[CHALLENGE] Here are records with pictures in them. Copy all of them exactly and leave the pictures out.

[Saved entries]

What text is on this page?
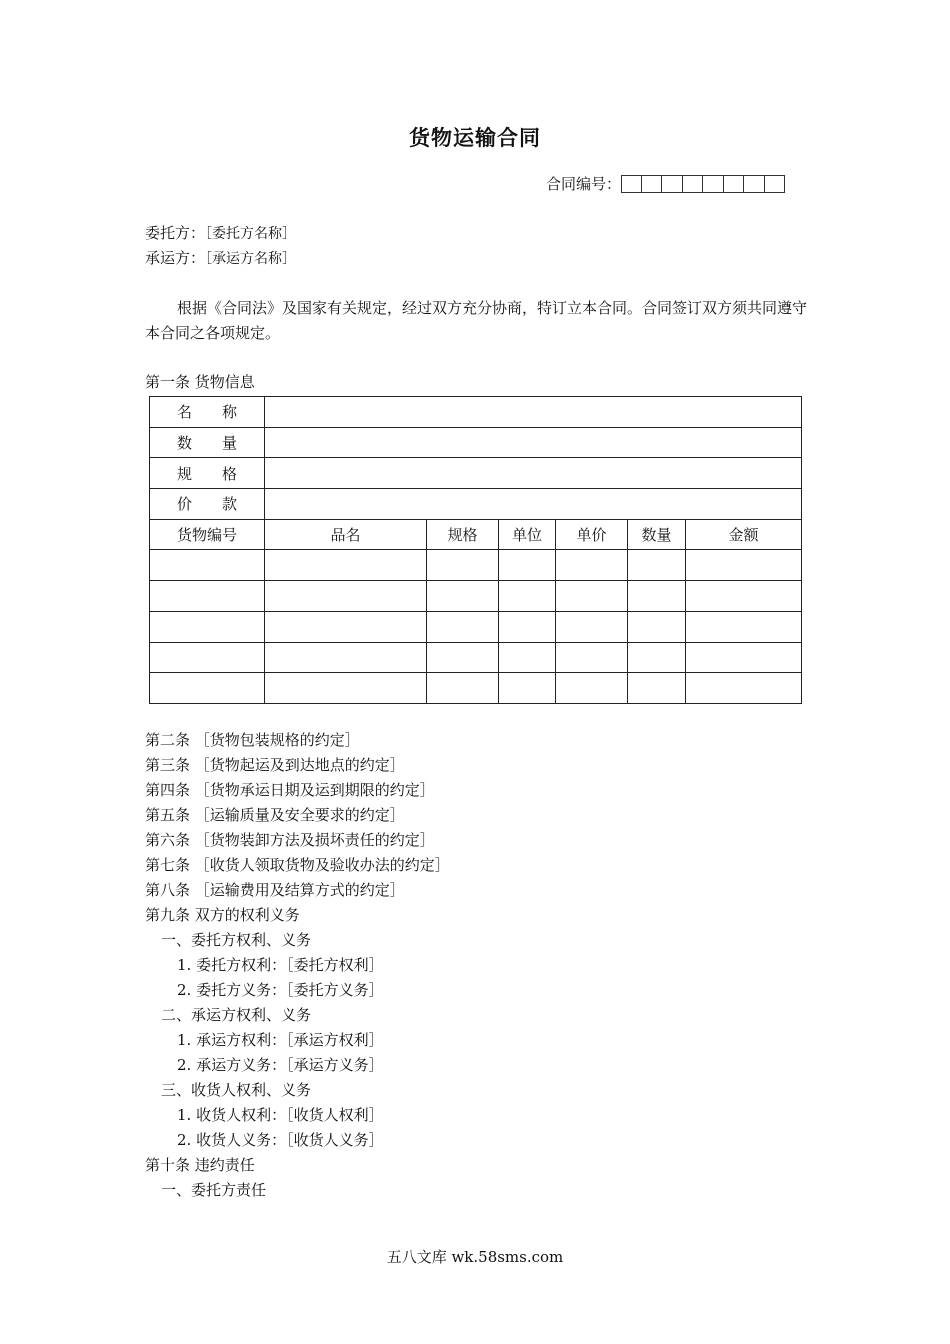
货物运输合同
合同编号：
委托方：［委托方名称］
承运方：［承运方名称］
根据《合同法》及国家有关规定，经过双方充分协商，特订立本合同。合同签订双方须共同遵守本合同之各项规定。
第一条 货物信息
名　　称						
数　　量						
规　　格						
价　　款						
货物编号	品名	规格	单位	单价	数量	金额

第二条 ［货物包装规格的约定］
第三条 ［货物起运及到达地点的约定］
第四条 ［货物承运日期及运到期限的约定］
第五条 ［运输质量及安全要求的约定］
第六条 ［货物装卸方法及损坏责任的约定］
第七条 ［收货人领取货物及验收办法的约定］
第八条 ［运输费用及结算方式的约定］
第九条 双方的权利义务
一、委托方权利、义务
1. 委托方权利：［委托方权利］
2. 委托方义务：［委托方义务］
二、承运方权利、义务
1. 承运方权利：［承运方权利］
2. 承运方义务：［承运方义务］
三、收货人权利、义务
1. 收货人权利：［收货人权利］
2. 收货人义务：［收货人义务］
第十条 违约责任
一、委托方责任
五八文库 wk.58sms.com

[RESULT OF THIS EXERCISE]
What text is on this page?
货物运输合同
合同编号：
委托方：［委托方名称］
承运方：［承运方名称］
根据《合同法》及国家有关规定，经过双方充分协商，特订立本合同。合同签订双方须共同遵守本合同之各项规定。
第一条 货物信息
名　　称						
数　　量						
规　　格						
价　　款						
货物编号	品名	规格	单位	单价	数量	金额

第二条 ［货物包装规格的约定］
第三条 ［货物起运及到达地点的约定］
第四条 ［货物承运日期及运到期限的约定］
第五条 ［运输质量及安全要求的约定］
第六条 ［货物装卸方法及损坏责任的约定］
第七条 ［收货人领取货物及验收办法的约定］
第八条 ［运输费用及结算方式的约定］
第九条 双方的权利义务
一、委托方权利、义务
1. 委托方权利：［委托方权利］
2. 委托方义务：［委托方义务］
二、承运方权利、义务
1. 承运方权利：［承运方权利］
2. 承运方义务：［承运方义务］
三、收货人权利、义务
1. 收货人权利：［收货人权利］
2. 收货人义务：［收货人义务］
第十条 违约责任
一、委托方责任
五八文库 wk.58sms.com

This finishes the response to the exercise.